- _Data entries_:

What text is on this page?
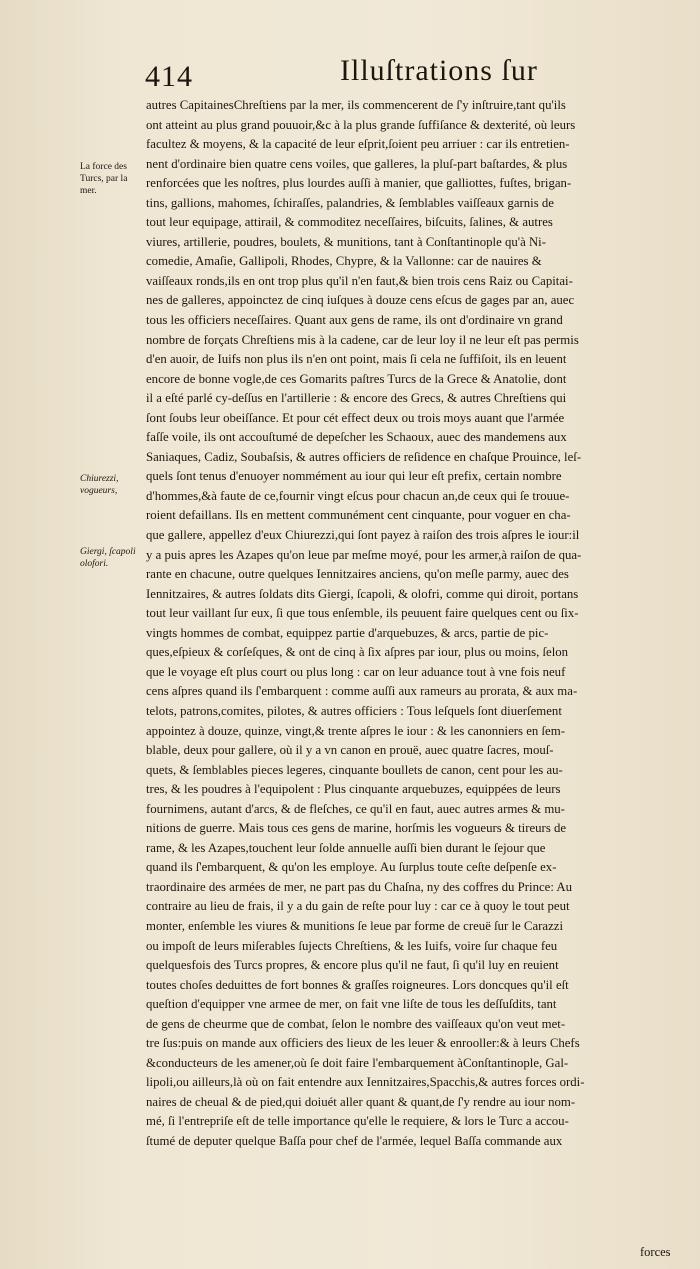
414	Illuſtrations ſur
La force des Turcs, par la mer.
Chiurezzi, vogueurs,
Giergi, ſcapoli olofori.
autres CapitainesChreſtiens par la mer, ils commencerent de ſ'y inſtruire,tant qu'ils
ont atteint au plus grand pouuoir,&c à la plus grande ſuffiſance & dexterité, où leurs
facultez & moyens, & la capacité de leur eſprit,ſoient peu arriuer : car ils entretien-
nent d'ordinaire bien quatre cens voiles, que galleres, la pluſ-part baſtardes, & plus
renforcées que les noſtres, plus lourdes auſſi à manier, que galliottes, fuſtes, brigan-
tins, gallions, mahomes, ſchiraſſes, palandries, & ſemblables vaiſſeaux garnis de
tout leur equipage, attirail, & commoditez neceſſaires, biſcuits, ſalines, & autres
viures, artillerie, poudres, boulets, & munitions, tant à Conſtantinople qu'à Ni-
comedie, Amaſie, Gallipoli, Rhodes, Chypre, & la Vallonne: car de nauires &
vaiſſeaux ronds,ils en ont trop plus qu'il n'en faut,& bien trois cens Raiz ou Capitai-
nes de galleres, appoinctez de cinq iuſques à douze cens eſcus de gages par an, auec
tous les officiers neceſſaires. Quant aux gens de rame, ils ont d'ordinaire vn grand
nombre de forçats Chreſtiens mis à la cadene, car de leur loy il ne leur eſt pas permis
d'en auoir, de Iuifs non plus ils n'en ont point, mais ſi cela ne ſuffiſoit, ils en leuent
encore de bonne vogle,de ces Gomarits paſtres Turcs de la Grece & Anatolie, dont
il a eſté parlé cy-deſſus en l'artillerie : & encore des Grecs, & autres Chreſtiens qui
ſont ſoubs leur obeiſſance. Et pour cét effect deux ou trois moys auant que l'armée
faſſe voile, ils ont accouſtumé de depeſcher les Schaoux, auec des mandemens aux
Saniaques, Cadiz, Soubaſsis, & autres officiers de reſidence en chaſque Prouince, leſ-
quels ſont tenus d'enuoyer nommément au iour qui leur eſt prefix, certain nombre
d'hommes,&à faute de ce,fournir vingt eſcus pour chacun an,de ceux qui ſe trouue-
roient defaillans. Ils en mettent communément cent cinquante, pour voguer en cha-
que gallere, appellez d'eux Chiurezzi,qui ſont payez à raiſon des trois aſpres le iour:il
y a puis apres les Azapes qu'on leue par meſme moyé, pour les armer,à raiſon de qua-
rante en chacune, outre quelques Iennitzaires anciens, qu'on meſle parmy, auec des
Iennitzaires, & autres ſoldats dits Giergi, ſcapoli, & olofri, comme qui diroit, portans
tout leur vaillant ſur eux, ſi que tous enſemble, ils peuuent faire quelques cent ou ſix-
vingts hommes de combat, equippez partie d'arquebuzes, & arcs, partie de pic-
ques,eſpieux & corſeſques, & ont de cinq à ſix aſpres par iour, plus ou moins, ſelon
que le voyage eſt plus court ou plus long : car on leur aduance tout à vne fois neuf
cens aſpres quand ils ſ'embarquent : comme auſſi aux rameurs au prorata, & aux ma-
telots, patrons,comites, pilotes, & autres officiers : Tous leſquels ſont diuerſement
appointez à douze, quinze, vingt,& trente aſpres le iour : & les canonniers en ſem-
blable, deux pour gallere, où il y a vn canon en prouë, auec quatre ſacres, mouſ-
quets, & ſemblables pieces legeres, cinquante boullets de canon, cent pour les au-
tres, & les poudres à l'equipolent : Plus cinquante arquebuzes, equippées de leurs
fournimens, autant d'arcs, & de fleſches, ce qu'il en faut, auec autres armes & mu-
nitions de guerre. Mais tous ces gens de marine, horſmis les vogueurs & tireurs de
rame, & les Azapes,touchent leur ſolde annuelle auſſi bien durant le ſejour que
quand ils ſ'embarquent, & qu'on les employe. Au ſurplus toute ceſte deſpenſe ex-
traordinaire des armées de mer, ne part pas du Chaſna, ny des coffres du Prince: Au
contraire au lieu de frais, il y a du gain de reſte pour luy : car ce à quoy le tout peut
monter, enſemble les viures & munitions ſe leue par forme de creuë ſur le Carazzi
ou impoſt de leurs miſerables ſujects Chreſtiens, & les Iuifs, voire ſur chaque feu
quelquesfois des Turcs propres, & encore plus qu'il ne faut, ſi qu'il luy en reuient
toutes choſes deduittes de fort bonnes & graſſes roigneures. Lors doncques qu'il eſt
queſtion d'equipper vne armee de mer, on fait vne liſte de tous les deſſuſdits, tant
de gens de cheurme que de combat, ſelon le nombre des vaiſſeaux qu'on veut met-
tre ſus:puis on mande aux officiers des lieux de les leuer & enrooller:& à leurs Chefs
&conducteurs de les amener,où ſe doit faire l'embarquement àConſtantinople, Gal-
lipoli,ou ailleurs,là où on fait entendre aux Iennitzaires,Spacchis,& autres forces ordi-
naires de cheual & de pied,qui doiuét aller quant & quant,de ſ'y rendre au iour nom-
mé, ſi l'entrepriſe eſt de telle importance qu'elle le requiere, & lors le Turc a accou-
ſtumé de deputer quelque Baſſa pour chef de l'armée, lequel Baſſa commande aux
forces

- _Task objective_: Gather each line of the records holding the string "cinquante".

- _Task result_:
roient defaillans. Ils en mettent communément cent cinquante, pour voguer en cha-
quets, & ſemblables pieces legeres, cinquante boullets de canon, cent pour les au-
tres, & les poudres à l'equipolent : Plus cinquante arquebuzes, equippées de leurs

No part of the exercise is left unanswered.